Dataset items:
——————————

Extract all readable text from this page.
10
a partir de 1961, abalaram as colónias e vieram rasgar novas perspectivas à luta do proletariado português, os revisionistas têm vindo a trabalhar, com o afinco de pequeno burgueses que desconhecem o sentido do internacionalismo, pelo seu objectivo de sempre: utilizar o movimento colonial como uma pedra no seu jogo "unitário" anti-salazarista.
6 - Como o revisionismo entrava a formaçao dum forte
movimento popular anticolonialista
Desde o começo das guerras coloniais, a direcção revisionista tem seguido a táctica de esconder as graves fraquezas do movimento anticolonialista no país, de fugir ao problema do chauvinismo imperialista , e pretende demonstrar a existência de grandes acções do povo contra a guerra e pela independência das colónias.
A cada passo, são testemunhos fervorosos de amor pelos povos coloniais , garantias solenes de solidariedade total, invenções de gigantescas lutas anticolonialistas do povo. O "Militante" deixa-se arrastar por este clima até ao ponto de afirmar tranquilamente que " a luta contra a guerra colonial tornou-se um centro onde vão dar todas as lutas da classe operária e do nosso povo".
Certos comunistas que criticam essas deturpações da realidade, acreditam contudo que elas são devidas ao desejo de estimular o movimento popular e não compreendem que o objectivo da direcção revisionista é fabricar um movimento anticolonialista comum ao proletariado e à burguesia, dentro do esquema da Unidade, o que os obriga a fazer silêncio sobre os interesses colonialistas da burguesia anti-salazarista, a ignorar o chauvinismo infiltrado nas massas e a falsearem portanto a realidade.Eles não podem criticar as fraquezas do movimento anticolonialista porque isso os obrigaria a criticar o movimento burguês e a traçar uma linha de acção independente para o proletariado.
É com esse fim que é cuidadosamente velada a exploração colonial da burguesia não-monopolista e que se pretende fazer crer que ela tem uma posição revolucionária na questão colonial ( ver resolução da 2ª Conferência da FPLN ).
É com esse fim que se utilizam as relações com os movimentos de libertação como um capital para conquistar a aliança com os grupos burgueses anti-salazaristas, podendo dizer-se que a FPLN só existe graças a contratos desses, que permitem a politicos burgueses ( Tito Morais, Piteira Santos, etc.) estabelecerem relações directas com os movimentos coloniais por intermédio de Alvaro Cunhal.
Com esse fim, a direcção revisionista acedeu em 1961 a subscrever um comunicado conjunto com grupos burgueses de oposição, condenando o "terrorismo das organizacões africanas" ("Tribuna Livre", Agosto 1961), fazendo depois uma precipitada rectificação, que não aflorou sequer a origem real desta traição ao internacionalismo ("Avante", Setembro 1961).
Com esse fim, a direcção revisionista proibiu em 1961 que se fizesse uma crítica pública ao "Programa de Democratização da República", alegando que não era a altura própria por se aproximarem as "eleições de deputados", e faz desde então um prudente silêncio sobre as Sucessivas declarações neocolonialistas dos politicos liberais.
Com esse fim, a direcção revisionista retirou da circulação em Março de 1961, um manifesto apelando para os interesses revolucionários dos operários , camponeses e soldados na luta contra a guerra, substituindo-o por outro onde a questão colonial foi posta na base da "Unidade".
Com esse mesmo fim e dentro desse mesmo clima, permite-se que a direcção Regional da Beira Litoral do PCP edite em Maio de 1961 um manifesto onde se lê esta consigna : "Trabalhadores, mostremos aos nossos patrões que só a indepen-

——————————

### WRITTEN EXERCISE
Copy the lines from the entries above in which the word "colónias" appears.

### COMPLETED EXERCISE
a partir de 1961, abalaram as colónias e vieram rasgar novas perspectivas à luta do proletariado português, os revisionistas têm vindo a trabalhar, com o afinco de pequeno burgueses que desconhecem o sentido do internacionalismo, pelo seu objectivo de sempre: utilizar o movimento colonial como uma pedra no seu jogo "unitário" anti-salazarista.
Desde o começo das guerras coloniais, a direcção revisionista tem seguido a táctica de esconder as graves fraquezas do movimento anticolonialista no país, de fugir ao problema do chauvinismo imperialista , e pretende demonstrar a existência de grandes acções do povo contra a guerra e pela independência das colónias.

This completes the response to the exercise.